### DATA
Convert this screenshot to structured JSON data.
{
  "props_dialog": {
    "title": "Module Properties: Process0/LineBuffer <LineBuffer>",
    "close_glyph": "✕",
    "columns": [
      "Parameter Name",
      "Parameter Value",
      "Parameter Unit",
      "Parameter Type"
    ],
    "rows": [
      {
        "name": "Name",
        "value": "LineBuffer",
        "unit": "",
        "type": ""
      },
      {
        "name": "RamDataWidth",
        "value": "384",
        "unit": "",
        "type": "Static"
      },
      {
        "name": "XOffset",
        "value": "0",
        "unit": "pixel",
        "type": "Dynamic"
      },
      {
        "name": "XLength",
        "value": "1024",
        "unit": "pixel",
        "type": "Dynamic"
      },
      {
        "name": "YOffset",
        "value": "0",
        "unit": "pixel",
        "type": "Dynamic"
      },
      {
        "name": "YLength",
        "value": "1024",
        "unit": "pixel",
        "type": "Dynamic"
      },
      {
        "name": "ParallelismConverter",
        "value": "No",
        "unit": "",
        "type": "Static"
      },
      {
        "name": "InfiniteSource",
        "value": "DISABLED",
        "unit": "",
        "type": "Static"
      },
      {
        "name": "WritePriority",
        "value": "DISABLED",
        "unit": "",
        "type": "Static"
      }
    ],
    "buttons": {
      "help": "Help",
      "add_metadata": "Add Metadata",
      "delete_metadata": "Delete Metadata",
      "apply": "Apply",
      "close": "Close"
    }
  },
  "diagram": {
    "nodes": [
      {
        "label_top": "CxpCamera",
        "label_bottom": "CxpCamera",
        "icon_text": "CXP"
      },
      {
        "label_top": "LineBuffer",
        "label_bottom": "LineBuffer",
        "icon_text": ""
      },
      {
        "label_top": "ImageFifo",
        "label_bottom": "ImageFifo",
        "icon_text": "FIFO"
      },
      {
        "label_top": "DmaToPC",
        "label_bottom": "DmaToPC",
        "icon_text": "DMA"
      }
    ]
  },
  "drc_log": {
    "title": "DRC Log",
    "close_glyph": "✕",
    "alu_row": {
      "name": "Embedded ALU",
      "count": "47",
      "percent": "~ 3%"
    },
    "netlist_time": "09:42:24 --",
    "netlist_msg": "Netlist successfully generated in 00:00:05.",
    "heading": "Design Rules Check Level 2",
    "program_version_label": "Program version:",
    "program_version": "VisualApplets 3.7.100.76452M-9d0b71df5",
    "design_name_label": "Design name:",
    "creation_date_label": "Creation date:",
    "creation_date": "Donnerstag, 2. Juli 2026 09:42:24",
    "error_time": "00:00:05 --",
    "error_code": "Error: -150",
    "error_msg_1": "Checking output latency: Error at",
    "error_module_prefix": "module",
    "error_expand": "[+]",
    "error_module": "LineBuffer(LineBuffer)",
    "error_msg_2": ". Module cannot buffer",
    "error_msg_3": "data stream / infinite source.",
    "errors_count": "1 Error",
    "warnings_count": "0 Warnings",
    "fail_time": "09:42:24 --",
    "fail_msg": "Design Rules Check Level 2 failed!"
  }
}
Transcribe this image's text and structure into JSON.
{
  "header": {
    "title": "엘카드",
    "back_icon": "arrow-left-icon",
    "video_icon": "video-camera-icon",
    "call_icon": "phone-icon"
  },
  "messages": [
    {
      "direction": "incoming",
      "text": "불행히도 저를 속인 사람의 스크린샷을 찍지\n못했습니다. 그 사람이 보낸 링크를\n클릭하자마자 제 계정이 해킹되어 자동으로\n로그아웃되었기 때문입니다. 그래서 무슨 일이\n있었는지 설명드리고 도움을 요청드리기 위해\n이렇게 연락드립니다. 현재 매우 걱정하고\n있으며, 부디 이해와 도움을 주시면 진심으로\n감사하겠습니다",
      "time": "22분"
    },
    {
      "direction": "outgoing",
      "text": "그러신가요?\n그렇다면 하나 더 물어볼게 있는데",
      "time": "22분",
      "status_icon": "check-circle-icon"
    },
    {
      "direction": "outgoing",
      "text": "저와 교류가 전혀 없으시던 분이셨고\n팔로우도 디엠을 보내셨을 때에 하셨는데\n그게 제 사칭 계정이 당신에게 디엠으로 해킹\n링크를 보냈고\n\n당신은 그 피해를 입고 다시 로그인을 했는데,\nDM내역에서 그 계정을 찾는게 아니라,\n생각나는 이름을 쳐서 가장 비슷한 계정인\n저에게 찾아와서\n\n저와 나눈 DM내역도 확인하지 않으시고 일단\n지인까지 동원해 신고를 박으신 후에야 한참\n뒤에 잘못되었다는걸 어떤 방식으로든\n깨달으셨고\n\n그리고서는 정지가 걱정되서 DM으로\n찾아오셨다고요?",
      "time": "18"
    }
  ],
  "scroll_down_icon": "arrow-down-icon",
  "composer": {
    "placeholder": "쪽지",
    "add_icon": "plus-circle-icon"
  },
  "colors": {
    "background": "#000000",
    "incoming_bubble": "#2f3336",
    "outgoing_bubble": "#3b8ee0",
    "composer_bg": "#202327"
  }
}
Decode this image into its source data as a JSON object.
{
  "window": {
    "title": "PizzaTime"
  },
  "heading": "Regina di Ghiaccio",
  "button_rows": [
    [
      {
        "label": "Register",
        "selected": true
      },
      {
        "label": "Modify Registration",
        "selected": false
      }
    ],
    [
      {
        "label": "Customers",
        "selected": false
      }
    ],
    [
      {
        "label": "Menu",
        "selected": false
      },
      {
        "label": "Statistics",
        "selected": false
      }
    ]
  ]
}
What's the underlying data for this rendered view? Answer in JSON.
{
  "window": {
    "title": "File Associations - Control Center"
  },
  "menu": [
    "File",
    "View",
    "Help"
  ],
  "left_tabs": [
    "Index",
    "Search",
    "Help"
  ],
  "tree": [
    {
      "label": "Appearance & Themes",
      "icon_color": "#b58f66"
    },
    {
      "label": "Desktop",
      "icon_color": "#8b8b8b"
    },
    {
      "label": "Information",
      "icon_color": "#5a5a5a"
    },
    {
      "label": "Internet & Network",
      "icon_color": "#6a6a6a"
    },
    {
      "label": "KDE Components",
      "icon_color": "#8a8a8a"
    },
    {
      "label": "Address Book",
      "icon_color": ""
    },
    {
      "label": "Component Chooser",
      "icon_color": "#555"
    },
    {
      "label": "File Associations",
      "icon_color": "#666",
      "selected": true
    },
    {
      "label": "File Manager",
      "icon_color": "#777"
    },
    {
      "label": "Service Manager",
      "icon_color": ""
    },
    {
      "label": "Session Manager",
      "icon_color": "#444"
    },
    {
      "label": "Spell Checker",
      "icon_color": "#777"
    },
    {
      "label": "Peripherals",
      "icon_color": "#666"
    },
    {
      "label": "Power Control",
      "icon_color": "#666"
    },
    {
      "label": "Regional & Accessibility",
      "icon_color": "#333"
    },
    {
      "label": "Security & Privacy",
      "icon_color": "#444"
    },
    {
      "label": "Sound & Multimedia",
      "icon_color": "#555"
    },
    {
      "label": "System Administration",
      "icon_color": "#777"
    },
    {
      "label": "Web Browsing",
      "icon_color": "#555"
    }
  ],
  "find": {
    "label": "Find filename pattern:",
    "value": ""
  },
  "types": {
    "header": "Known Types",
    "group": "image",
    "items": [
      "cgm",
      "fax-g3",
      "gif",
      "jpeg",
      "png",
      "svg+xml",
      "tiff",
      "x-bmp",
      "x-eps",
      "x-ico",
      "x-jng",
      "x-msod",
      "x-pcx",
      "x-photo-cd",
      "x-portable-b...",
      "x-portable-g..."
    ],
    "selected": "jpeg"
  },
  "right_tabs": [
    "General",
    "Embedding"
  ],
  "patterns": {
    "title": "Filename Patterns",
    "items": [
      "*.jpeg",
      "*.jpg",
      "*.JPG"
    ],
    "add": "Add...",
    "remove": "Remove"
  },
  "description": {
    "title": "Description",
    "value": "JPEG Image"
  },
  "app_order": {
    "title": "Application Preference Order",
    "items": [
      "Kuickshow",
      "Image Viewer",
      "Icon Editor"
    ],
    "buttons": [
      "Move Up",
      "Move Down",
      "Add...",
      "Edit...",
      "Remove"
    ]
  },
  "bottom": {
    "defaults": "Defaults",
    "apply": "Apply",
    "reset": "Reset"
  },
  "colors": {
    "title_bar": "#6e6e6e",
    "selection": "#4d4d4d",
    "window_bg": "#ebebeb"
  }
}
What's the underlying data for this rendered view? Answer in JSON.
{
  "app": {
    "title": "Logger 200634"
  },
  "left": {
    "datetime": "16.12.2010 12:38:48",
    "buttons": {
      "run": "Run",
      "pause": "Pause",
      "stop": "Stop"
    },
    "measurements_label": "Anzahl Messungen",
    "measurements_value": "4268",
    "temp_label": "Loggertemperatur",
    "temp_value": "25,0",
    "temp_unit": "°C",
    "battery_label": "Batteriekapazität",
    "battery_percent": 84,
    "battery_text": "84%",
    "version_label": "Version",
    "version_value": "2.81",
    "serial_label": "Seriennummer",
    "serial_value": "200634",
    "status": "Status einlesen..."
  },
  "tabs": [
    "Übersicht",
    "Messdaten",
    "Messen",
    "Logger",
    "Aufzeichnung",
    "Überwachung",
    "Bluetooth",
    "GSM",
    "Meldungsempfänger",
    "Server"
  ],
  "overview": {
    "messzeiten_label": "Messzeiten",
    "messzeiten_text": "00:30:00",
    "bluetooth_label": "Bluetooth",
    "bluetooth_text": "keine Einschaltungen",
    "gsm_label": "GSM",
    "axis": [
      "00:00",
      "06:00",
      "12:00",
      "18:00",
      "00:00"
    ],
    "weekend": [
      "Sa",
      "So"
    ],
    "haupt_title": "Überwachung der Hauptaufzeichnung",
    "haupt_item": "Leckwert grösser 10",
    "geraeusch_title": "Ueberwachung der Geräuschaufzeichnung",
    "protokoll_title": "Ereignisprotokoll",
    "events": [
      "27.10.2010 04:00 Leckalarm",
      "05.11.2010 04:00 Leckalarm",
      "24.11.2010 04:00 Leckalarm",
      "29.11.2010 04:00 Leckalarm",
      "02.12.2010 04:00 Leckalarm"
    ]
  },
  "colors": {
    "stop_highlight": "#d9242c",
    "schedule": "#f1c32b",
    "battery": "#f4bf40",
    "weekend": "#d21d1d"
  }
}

### WRITTEN REQUEST
Identify how many lines in the entries above include the string "Control", then state that number alone.

### WRITTEN RESPONSE
2